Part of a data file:
## Start

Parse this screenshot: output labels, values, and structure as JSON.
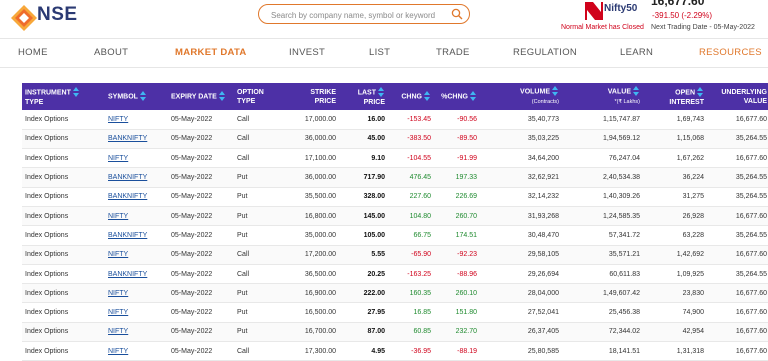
{
  "header": {
    "logo_text": "NSE",
    "search_placeholder": "Search by company name, symbol or keyword",
    "index_name": "Nifty50",
    "index_value": "16,677.60",
    "index_change": "-391.50 (-2.29%)",
    "market_status": "Normal Market has Closed",
    "next_trading": "Next Trading Date - 05-May-2022"
  },
  "nav": [
    "HOME",
    "ABOUT",
    "MARKET DATA",
    "INVEST",
    "LIST",
    "TRADE",
    "REGULATION",
    "LEARN",
    "RESOURCES"
  ],
  "table": {
    "headers": {
      "instrument": "INSTRUMENT",
      "instrument2": "TYPE",
      "symbol": "SYMBOL",
      "expiry": "EXPIRY DATE",
      "option": "OPTION",
      "option2": "TYPE",
      "strike": "STRIKE",
      "strike2": "PRICE",
      "last": "LAST",
      "last2": "PRICE",
      "chng": "CHNG",
      "pchng": "%CHNG",
      "volume": "VOLUME",
      "volume_sub": "(Contracts)",
      "value": "VALUE",
      "value_sub": "*(₹ Lakhs)",
      "oi": "OPEN",
      "oi2": "INTEREST",
      "underlying": "UNDERLYING",
      "underlying2": "VALUE"
    },
    "rows": [
      [
        "Index Options",
        "NIFTY",
        "05-May-2022",
        "Call",
        "17,000.00",
        "16.00",
        "-153.45",
        "-90.56",
        "35,40,773",
        "1,15,747.87",
        "1,69,743",
        "16,677.60"
      ],
      [
        "Index Options",
        "BANKNIFTY",
        "05-May-2022",
        "Call",
        "36,000.00",
        "45.00",
        "-383.50",
        "-89.50",
        "35,03,225",
        "1,94,569.12",
        "1,15,068",
        "35,264.55"
      ],
      [
        "Index Options",
        "NIFTY",
        "05-May-2022",
        "Call",
        "17,100.00",
        "9.10",
        "-104.55",
        "-91.99",
        "34,64,200",
        "76,247.04",
        "1,67,262",
        "16,677.60"
      ],
      [
        "Index Options",
        "BANKNIFTY",
        "05-May-2022",
        "Put",
        "36,000.00",
        "717.90",
        "476.45",
        "197.33",
        "32,62,921",
        "2,40,534.38",
        "36,224",
        "35,264.55"
      ],
      [
        "Index Options",
        "BANKNIFTY",
        "05-May-2022",
        "Put",
        "35,500.00",
        "328.00",
        "227.60",
        "226.69",
        "32,14,232",
        "1,40,309.26",
        "31,275",
        "35,264.55"
      ],
      [
        "Index Options",
        "NIFTY",
        "05-May-2022",
        "Put",
        "16,800.00",
        "145.00",
        "104.80",
        "260.70",
        "31,93,268",
        "1,24,585.35",
        "26,928",
        "16,677.60"
      ],
      [
        "Index Options",
        "BANKNIFTY",
        "05-May-2022",
        "Put",
        "35,000.00",
        "105.00",
        "66.75",
        "174.51",
        "30,48,470",
        "57,341.72",
        "63,228",
        "35,264.55"
      ],
      [
        "Index Options",
        "NIFTY",
        "05-May-2022",
        "Call",
        "17,200.00",
        "5.55",
        "-65.90",
        "-92.23",
        "29,58,105",
        "35,571.21",
        "1,42,692",
        "16,677.60"
      ],
      [
        "Index Options",
        "BANKNIFTY",
        "05-May-2022",
        "Call",
        "36,500.00",
        "20.25",
        "-163.25",
        "-88.96",
        "29,26,694",
        "60,611.83",
        "1,09,925",
        "35,264.55"
      ],
      [
        "Index Options",
        "NIFTY",
        "05-May-2022",
        "Put",
        "16,900.00",
        "222.00",
        "160.35",
        "260.10",
        "28,04,000",
        "1,49,607.42",
        "23,830",
        "16,677.60"
      ],
      [
        "Index Options",
        "NIFTY",
        "05-May-2022",
        "Put",
        "16,500.00",
        "27.95",
        "16.85",
        "151.80",
        "27,52,041",
        "25,456.38",
        "74,900",
        "16,677.60"
      ],
      [
        "Index Options",
        "NIFTY",
        "05-May-2022",
        "Put",
        "16,700.00",
        "87.00",
        "60.85",
        "232.70",
        "26,37,405",
        "72,344.02",
        "42,954",
        "16,677.60"
      ],
      [
        "Index Options",
        "NIFTY",
        "05-May-2022",
        "Call",
        "17,300.00",
        "4.95",
        "-36.95",
        "-88.19",
        "25,80,585",
        "18,141.51",
        "1,31,318",
        "16,677.60"
      ]
    ]
  },
  "colors": {
    "accent": "#e0782c",
    "header_bg": "#4d30a6",
    "negative": "#d0021b",
    "positive": "#1e8a2e",
    "link": "#1a4f9c"
  }
}
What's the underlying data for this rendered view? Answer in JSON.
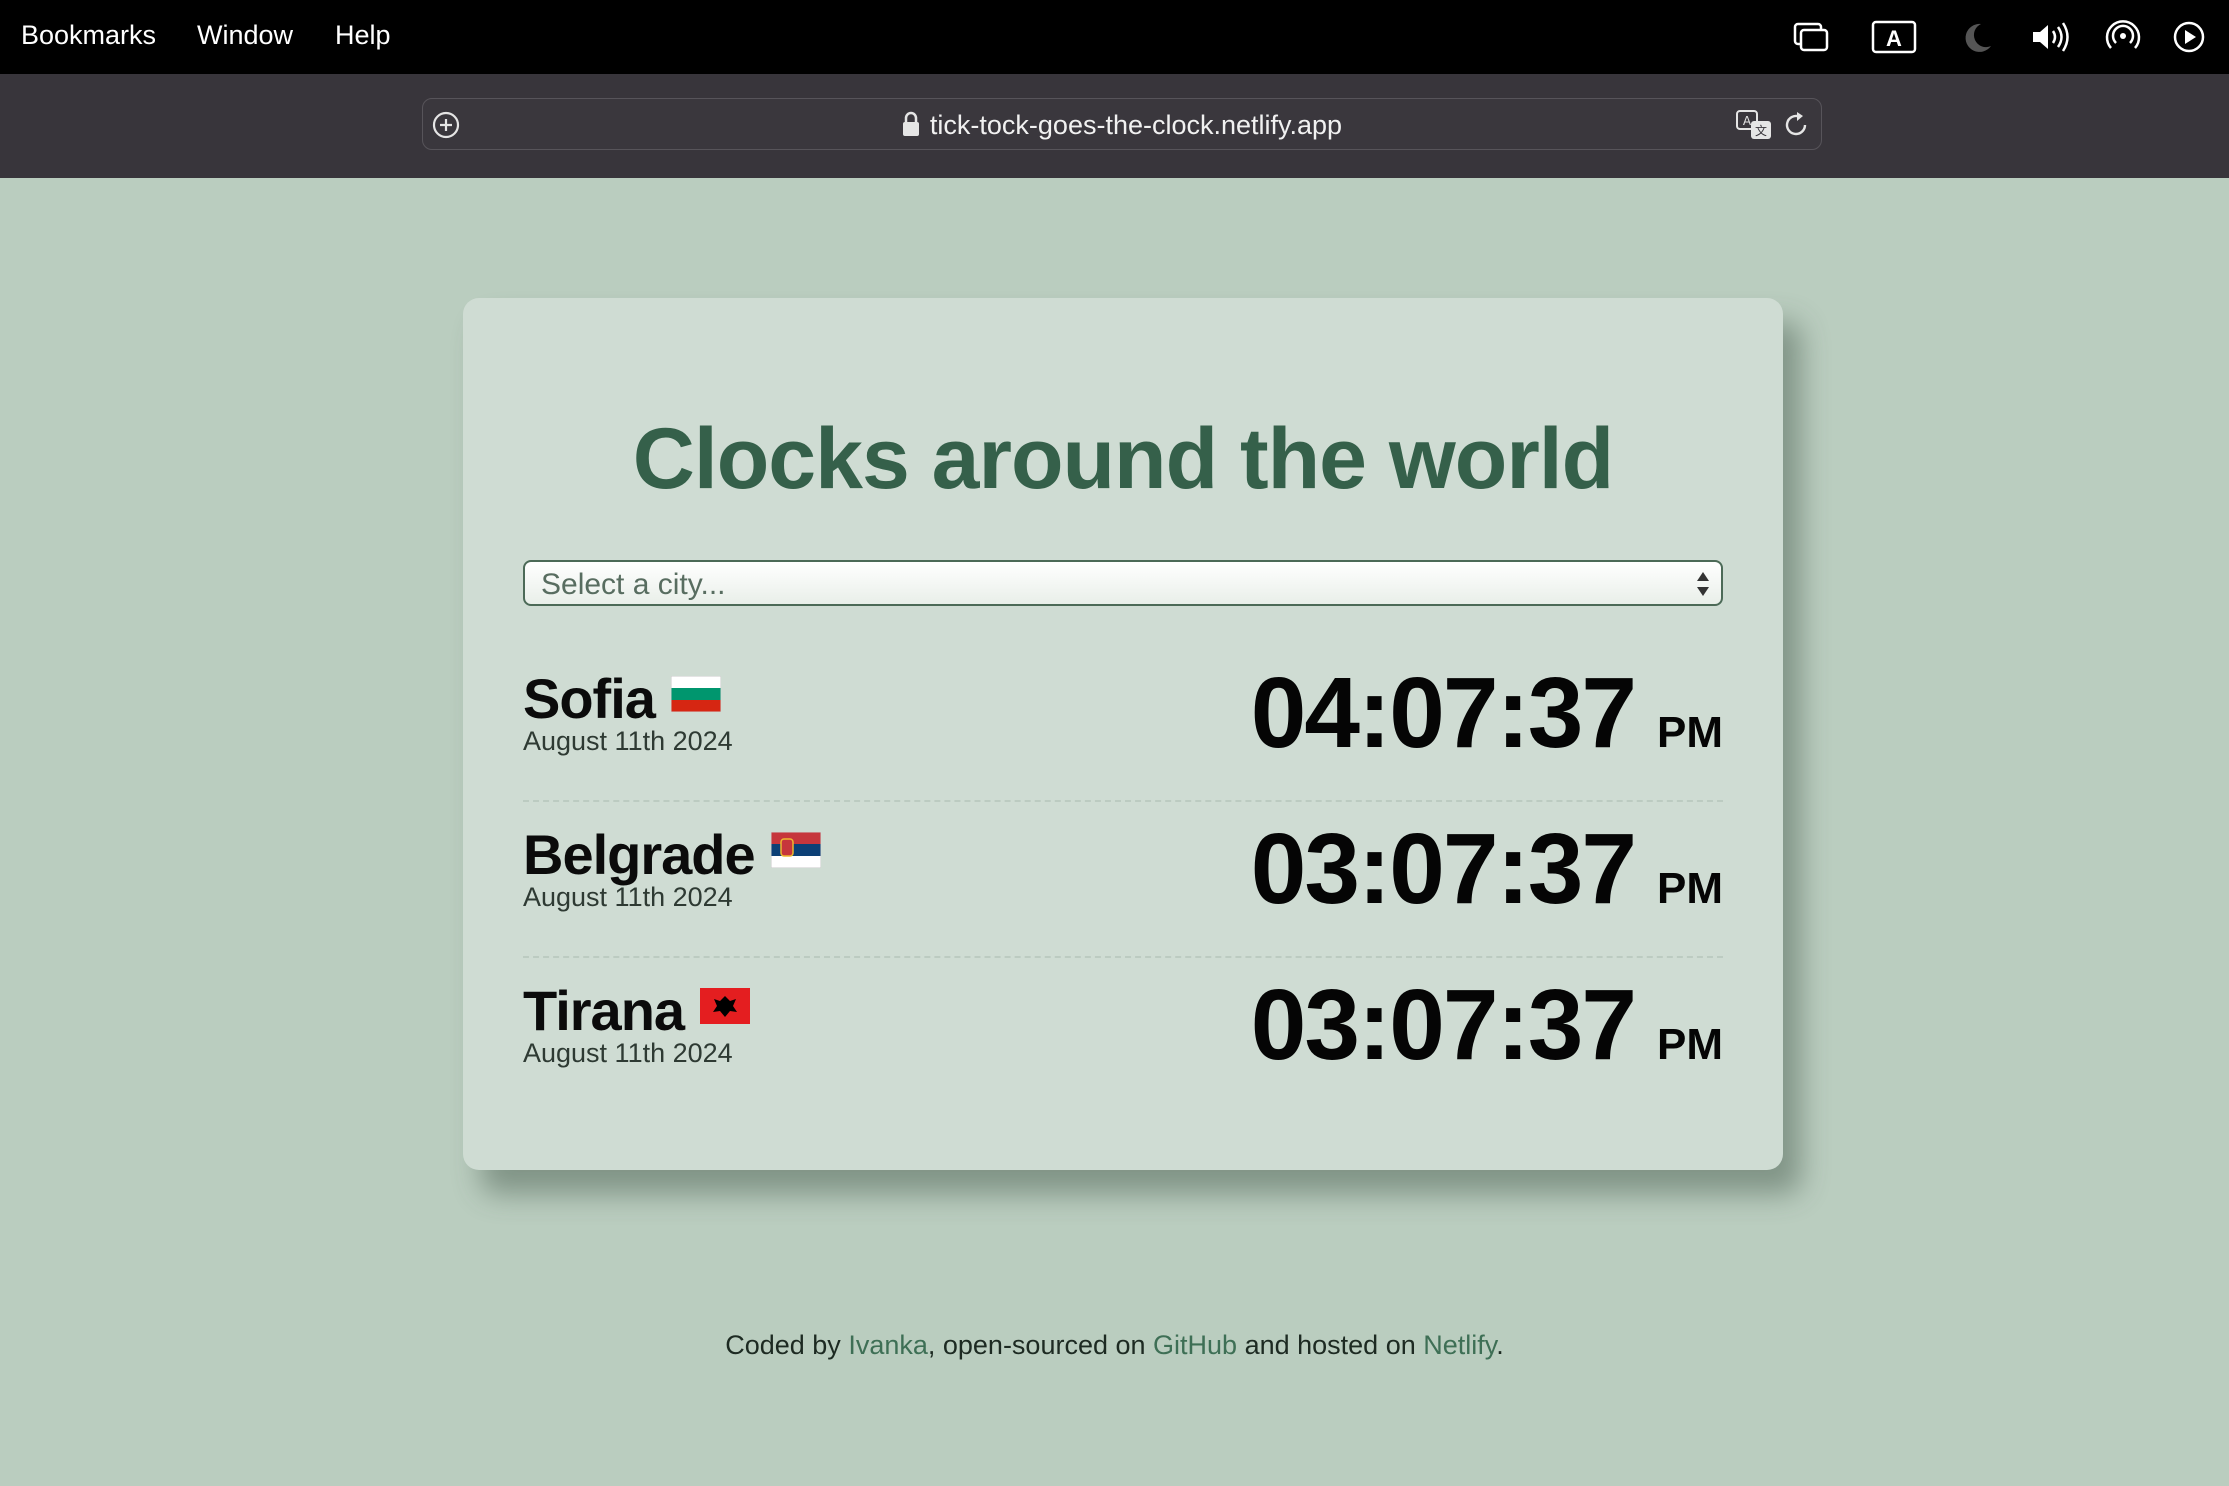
{
  "menubar": {
    "items": [
      "Bookmarks",
      "Window",
      "Help"
    ],
    "tray_icons": [
      "screen-mirror-icon",
      "keyboard-input-a-icon",
      "moon-icon",
      "volume-icon",
      "airdrop-icon",
      "play-circle-icon"
    ]
  },
  "browser": {
    "url": "tick-tock-goes-the-clock.netlify.app"
  },
  "app": {
    "title": "Clocks around the world",
    "select_placeholder": "Select a city...",
    "cities": [
      {
        "name": "Sofia",
        "flag": "bulgaria-flag",
        "date": "August 11th 2024",
        "time": "04:07:37",
        "ampm": "PM"
      },
      {
        "name": "Belgrade",
        "flag": "serbia-flag",
        "date": "August 11th 2024",
        "time": "03:07:37",
        "ampm": "PM"
      },
      {
        "name": "Tirana",
        "flag": "albania-flag",
        "date": "August 11th 2024",
        "time": "03:07:37",
        "ampm": "PM"
      }
    ]
  },
  "footer": {
    "prefix": "Coded by ",
    "author": "Ivanka",
    "mid1": ", open-sourced on ",
    "github": "GitHub",
    "mid2": " and hosted on ",
    "netlify": "Netlify",
    "suffix": "."
  },
  "colors": {
    "page_background": "#bacdbf",
    "card_background": "#cfdcd3",
    "title": "#35604a",
    "link": "#3e6f55"
  }
}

## End

● Given request
Reproduce the material above exactly, but only from the line with "What's the underlying" through its last line, leaving pictures out.

● Result
What's the underlying data for this rendered view? Answer in JSON.
{
  "menubar": {
    "items": [
      "Bookmarks",
      "Window",
      "Help"
    ],
    "tray_icons": [
      "screen-mirror-icon",
      "keyboard-input-a-icon",
      "moon-icon",
      "volume-icon",
      "airdrop-icon",
      "play-circle-icon"
    ]
  },
  "browser": {
    "url": "tick-tock-goes-the-clock.netlify.app"
  },
  "app": {
    "title": "Clocks around the world",
    "select_placeholder": "Select a city...",
    "cities": [
      {
        "name": "Sofia",
        "flag": "bulgaria-flag",
        "date": "August 11th 2024",
        "time": "04:07:37",
        "ampm": "PM"
      },
      {
        "name": "Belgrade",
        "flag": "serbia-flag",
        "date": "August 11th 2024",
        "time": "03:07:37",
        "ampm": "PM"
      },
      {
        "name": "Tirana",
        "flag": "albania-flag",
        "date": "August 11th 2024",
        "time": "03:07:37",
        "ampm": "PM"
      }
    ]
  },
  "footer": {
    "prefix": "Coded by ",
    "author": "Ivanka",
    "mid1": ", open-sourced on ",
    "github": "GitHub",
    "mid2": " and hosted on ",
    "netlify": "Netlify",
    "suffix": "."
  },
  "colors": {
    "page_background": "#bacdbf",
    "card_background": "#cfdcd3",
    "title": "#35604a",
    "link": "#3e6f55"
  }
}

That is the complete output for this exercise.